**EXERCISE REQUIREMENTS:** In the material below, list every line carrying the string "Vertrauensmänner".

**RECORDS SUPPLIED:**
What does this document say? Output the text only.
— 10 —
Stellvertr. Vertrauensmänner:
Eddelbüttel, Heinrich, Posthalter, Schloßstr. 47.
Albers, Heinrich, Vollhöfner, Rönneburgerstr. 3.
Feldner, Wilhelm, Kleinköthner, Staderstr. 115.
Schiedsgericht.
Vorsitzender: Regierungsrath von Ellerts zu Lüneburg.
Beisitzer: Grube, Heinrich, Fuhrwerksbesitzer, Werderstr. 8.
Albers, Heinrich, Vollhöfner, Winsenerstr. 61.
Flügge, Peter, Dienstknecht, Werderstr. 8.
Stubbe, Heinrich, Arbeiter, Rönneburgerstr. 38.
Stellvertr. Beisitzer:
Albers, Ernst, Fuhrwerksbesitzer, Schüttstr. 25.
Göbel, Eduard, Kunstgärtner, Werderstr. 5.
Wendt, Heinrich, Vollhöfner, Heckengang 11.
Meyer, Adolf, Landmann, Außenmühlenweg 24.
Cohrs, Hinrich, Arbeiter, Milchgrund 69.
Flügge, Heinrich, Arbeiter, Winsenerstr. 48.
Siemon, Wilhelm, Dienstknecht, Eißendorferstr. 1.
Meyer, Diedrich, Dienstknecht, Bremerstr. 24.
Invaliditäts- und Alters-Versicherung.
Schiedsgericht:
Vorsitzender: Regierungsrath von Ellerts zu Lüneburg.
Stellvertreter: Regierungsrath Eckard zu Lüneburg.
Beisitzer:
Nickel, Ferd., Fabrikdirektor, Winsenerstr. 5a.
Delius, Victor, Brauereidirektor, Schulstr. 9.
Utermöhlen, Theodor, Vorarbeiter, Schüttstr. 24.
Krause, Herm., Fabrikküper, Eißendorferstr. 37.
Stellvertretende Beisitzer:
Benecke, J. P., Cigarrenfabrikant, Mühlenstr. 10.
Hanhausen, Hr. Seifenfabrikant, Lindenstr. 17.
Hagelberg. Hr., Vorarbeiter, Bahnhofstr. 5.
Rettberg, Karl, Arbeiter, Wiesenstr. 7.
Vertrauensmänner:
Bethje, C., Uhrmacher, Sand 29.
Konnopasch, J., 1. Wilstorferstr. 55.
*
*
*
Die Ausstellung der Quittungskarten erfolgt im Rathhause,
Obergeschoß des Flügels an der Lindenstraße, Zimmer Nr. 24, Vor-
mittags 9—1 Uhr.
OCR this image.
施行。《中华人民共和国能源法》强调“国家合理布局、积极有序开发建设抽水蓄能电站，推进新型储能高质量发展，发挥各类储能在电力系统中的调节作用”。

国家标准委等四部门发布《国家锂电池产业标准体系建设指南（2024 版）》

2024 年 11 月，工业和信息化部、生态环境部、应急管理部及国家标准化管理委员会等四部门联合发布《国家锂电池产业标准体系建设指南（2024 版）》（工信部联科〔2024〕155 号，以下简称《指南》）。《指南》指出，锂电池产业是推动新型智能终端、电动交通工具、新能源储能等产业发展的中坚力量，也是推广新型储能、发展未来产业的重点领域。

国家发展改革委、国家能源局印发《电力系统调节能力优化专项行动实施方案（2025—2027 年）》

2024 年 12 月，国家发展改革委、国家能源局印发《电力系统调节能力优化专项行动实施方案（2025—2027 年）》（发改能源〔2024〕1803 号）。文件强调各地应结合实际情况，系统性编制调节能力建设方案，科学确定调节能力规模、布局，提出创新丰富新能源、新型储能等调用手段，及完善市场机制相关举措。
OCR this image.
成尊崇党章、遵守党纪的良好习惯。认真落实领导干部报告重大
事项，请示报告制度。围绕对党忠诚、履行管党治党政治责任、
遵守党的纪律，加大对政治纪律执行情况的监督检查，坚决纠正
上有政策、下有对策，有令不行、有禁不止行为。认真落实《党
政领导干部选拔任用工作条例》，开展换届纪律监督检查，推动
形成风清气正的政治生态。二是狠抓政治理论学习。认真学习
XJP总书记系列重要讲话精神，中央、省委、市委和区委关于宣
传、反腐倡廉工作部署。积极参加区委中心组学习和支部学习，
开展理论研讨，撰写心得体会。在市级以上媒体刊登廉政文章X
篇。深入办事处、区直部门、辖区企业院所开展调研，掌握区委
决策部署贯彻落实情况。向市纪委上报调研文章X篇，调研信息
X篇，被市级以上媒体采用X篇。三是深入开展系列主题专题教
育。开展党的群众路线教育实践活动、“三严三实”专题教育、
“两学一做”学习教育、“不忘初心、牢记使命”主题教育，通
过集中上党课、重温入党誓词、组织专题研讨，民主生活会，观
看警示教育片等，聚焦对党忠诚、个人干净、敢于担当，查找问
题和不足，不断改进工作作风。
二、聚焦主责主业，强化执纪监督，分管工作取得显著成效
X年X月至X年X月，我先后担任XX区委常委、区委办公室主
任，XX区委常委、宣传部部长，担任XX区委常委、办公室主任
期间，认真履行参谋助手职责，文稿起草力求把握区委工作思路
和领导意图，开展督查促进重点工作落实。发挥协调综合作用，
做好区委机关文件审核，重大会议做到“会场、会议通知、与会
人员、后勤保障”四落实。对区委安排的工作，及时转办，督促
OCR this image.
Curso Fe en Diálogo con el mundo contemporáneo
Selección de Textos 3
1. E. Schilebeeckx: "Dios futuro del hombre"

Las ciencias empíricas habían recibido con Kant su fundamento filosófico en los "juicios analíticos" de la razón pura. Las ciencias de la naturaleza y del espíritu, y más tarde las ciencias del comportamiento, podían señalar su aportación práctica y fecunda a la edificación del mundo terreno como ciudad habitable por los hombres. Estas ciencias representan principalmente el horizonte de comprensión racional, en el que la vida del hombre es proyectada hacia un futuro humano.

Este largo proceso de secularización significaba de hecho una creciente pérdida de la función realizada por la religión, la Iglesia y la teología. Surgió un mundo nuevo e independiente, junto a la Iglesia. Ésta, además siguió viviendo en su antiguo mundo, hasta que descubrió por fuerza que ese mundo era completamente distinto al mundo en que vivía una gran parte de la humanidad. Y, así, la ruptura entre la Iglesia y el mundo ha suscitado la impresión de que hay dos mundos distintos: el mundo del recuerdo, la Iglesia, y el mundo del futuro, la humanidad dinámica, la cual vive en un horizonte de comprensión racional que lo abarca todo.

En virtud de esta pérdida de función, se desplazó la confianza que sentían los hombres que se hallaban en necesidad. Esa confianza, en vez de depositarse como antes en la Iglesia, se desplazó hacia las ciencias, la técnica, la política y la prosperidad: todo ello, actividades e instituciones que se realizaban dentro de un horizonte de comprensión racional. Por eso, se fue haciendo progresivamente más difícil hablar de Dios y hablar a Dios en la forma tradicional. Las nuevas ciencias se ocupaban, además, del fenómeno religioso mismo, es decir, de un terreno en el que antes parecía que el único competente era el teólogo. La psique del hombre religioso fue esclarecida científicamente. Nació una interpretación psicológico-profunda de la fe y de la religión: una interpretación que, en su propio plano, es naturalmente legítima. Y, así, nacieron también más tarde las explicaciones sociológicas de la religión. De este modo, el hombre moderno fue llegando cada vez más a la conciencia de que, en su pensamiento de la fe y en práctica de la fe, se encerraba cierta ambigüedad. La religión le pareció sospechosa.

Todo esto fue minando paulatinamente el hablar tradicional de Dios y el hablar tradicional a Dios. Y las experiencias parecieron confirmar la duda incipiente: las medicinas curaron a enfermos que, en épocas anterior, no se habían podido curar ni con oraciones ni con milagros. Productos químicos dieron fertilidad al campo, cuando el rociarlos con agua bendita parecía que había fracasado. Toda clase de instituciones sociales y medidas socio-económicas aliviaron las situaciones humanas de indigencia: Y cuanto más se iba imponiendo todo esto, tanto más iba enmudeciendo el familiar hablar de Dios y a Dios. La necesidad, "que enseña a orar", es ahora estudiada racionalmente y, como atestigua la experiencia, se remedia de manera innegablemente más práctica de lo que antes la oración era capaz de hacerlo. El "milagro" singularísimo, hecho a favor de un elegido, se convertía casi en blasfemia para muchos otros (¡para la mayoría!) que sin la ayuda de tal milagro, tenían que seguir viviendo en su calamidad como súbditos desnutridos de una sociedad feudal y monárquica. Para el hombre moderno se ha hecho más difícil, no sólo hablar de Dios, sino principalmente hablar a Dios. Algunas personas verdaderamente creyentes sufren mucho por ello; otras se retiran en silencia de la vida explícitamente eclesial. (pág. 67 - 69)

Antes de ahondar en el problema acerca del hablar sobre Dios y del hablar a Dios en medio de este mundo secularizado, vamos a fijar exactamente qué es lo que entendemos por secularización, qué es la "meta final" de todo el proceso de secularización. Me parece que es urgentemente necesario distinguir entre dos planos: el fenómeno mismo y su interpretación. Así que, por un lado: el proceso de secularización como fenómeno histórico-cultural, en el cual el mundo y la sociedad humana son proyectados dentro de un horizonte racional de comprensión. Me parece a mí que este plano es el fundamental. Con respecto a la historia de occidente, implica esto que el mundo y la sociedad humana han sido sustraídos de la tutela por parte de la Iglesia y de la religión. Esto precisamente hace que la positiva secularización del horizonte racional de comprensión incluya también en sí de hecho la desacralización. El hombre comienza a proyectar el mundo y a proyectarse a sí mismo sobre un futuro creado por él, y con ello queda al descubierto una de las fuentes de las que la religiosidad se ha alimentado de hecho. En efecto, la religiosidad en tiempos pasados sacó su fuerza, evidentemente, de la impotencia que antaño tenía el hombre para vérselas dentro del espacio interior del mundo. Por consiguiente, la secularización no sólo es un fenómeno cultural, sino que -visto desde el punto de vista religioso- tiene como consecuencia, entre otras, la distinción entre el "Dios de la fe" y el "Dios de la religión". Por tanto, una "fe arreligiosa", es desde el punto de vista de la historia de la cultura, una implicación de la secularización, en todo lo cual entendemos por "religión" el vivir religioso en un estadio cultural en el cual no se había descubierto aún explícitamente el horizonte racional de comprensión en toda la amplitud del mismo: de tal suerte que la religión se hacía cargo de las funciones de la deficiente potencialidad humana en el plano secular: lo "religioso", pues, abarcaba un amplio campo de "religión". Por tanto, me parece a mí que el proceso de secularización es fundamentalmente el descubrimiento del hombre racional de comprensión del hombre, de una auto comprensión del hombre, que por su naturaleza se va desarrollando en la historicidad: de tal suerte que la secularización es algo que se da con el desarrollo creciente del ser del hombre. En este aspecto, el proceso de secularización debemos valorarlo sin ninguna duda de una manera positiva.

**SOLVED PROBLEM:**
Stellvertr. Vertrauensmänner:
Vertrauensmänner:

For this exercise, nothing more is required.